◆ **WHAT IS NEEDED**
Copy the data exactly as it appears, and do not include any pictures.

★ ★ ★ ★

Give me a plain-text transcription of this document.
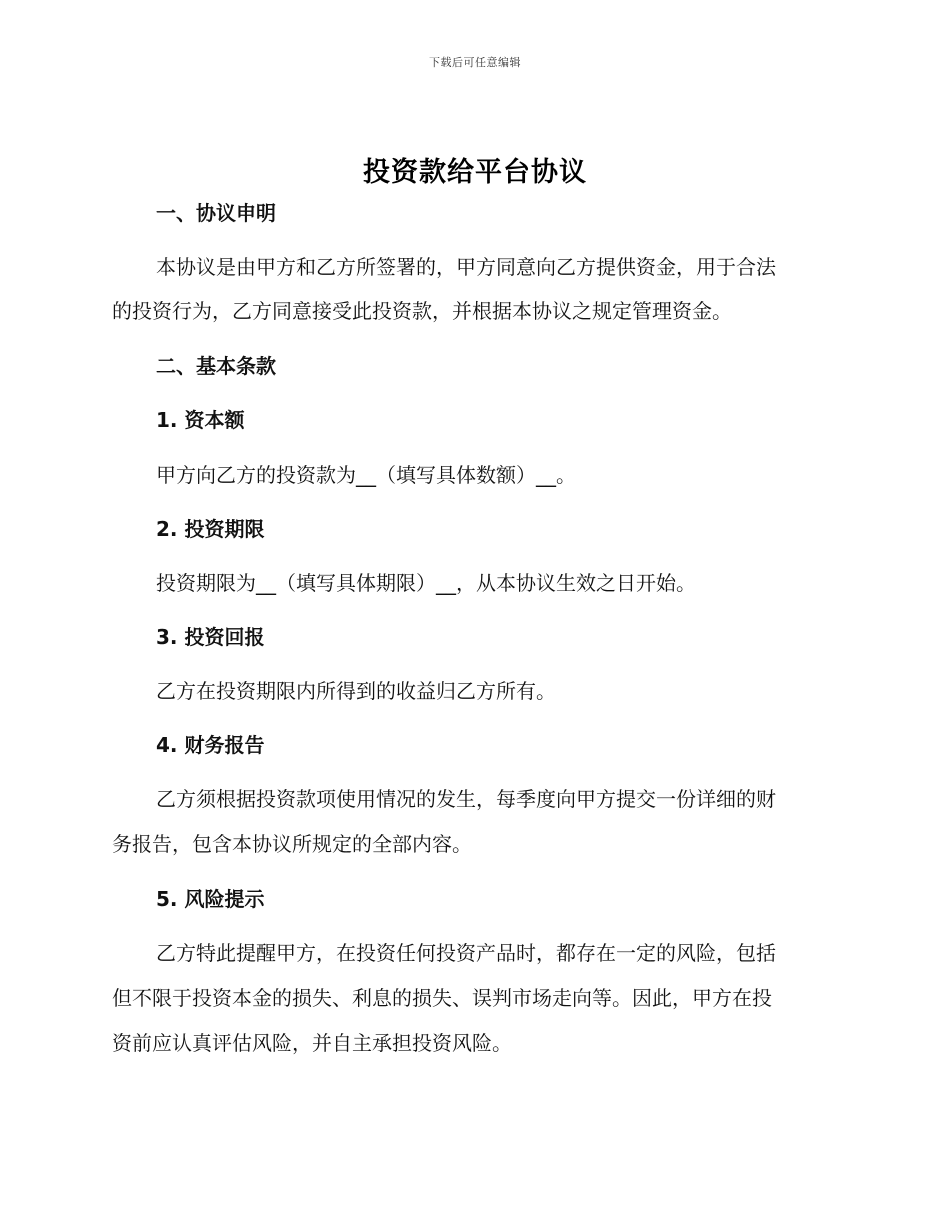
下载后可任意编辑
投资款给平台协议
一、协议申明
本协议是由甲方和乙方所签署的，甲方同意向乙方提供资金，用于合法
的投资行为，乙方同意接受此投资款，并根据本协议之规定管理资金。
二、基本条款
1. 资本额
甲方向乙方的投资款为__（填写具体数额）__。
2. 投资期限
投资期限为__（填写具体期限）__，从本协议生效之日开始。
3. 投资回报
乙方在投资期限内所得到的收益归乙方所有。
4. 财务报告
乙方须根据投资款项使用情况的发生，每季度向甲方提交一份详细的财
务报告，包含本协议所规定的全部内容。
5. 风险提示
乙方特此提醒甲方，在投资任何投资产品时，都存在一定的风险，包括
但不限于投资本金的损失、利息的损失、误判市场走向等。因此，甲方在投
资前应认真评估风险，并自主承担投资风险。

★ ★ ★ ★

◆ **OUTPUT BELOW**
Give me a plain-text transcription of this document.
下载后可任意编辑
投资款给平台协议
一、协议申明
本协议是由甲方和乙方所签署的，甲方同意向乙方提供资金，用于合法
的投资行为，乙方同意接受此投资款，并根据本协议之规定管理资金。
二、基本条款
1. 资本额
甲方向乙方的投资款为__（填写具体数额）__。
2. 投资期限
投资期限为__（填写具体期限）__，从本协议生效之日开始。
3. 投资回报
乙方在投资期限内所得到的收益归乙方所有。
4. 财务报告
乙方须根据投资款项使用情况的发生，每季度向甲方提交一份详细的财
务报告，包含本协议所规定的全部内容。
5. 风险提示
乙方特此提醒甲方，在投资任何投资产品时，都存在一定的风险，包括
但不限于投资本金的损失、利息的损失、误判市场走向等。因此，甲方在投
资前应认真评估风险，并自主承担投资风险。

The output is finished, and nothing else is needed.